Directions: Gather every line of the entries that includes the word "query".

━━ Materials provided ━━

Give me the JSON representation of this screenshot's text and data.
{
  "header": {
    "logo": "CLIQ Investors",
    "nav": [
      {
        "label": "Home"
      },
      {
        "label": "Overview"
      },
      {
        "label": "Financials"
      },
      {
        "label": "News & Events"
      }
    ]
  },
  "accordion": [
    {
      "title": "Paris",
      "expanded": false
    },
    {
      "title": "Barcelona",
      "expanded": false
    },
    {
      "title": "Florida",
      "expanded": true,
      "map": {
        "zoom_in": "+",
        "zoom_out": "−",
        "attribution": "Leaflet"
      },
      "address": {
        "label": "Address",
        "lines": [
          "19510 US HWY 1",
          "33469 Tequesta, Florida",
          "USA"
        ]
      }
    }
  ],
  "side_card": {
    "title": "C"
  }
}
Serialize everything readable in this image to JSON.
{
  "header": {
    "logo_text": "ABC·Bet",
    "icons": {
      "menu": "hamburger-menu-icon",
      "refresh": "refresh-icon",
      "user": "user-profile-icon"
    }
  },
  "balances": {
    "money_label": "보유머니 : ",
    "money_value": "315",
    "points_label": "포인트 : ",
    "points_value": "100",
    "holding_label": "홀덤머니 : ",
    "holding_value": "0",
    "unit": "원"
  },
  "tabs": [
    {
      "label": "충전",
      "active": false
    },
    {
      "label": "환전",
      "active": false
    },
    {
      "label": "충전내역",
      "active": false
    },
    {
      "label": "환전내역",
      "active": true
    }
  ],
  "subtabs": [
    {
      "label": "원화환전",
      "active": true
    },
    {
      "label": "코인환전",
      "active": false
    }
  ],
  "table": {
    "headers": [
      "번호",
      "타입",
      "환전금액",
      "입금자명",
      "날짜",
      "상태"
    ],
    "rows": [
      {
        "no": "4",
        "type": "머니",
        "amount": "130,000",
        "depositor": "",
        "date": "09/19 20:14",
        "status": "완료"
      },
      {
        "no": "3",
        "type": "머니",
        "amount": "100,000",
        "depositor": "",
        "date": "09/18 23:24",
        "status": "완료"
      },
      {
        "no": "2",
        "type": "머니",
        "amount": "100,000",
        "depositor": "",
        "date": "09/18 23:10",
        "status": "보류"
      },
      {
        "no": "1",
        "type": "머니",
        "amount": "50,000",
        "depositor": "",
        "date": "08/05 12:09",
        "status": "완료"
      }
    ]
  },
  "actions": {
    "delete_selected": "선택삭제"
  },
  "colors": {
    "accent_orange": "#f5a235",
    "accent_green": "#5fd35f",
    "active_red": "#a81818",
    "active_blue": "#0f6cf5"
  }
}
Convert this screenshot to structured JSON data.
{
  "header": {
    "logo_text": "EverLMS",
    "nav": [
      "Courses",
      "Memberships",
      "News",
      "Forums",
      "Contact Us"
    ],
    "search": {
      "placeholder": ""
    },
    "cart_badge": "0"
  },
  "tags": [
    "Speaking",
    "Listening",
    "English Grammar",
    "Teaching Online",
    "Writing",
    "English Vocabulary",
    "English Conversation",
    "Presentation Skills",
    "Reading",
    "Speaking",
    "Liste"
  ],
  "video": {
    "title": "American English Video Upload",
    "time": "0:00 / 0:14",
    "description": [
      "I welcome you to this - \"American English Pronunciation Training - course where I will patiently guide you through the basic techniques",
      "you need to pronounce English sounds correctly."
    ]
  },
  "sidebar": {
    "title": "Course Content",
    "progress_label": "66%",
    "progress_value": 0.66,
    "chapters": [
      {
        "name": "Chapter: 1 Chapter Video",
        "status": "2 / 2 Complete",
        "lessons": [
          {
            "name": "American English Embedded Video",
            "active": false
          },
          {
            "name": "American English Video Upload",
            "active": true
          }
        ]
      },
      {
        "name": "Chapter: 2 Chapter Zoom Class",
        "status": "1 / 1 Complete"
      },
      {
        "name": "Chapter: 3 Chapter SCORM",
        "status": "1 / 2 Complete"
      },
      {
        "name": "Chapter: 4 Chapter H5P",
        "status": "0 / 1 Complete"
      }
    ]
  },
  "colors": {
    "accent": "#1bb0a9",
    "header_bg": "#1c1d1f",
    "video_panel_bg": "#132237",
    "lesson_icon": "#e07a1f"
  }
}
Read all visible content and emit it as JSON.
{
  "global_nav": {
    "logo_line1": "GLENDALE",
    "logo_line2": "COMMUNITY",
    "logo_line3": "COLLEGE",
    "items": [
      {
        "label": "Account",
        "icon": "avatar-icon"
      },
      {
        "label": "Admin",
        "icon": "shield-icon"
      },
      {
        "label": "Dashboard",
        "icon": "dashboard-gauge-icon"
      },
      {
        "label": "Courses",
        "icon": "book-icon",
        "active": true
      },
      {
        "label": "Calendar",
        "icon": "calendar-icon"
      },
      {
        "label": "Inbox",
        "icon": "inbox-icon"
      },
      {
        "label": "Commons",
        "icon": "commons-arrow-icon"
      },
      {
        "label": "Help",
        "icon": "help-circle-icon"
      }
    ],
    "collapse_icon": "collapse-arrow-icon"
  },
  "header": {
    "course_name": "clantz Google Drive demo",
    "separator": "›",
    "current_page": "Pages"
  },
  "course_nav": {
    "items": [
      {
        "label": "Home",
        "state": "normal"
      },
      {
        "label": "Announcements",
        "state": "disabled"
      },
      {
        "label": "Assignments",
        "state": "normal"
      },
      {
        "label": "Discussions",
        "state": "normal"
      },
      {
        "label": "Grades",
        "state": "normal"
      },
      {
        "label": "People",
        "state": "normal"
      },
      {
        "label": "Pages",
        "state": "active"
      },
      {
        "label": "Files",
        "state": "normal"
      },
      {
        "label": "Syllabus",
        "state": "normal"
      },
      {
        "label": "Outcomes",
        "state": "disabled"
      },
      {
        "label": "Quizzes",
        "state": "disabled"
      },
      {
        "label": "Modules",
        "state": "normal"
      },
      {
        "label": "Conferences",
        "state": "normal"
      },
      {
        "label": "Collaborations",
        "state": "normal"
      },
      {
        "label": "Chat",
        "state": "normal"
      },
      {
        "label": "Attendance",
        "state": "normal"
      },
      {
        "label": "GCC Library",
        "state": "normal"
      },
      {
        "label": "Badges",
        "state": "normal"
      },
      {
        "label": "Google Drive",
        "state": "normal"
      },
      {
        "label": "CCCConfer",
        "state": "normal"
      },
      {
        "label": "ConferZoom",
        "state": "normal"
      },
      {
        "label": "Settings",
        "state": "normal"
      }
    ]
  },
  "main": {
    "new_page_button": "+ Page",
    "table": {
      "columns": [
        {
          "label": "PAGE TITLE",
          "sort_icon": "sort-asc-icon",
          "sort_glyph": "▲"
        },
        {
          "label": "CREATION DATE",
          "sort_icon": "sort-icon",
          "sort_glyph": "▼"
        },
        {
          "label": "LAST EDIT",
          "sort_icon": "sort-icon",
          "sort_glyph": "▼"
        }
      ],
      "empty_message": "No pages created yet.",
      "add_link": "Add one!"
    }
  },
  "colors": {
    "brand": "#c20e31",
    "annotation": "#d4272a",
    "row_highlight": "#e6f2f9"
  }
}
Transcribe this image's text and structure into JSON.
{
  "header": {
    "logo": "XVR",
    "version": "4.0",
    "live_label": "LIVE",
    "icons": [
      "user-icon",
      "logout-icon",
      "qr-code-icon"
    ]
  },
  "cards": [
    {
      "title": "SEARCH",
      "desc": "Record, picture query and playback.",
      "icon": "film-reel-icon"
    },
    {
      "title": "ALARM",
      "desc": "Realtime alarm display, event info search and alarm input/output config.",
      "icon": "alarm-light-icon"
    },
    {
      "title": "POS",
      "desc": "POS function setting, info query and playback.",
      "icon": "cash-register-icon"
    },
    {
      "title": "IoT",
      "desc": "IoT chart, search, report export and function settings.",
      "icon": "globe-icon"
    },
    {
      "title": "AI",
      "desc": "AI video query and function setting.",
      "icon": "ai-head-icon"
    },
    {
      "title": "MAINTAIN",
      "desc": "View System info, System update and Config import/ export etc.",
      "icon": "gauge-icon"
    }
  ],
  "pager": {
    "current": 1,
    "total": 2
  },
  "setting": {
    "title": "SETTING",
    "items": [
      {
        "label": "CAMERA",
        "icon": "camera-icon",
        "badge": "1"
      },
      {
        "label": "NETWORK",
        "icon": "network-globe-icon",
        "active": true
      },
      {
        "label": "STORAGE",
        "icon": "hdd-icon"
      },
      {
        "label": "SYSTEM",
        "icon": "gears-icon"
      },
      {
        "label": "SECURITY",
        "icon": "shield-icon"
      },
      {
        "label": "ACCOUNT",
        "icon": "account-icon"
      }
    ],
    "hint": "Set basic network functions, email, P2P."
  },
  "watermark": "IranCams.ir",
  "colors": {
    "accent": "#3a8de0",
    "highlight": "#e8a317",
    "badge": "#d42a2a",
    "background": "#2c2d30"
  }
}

━━━

Solution to this exercise:
      "desc": "Record, picture query and playback.",
      "desc": "POS function setting, info query and playback.",
      "desc": "AI video query and function setting.",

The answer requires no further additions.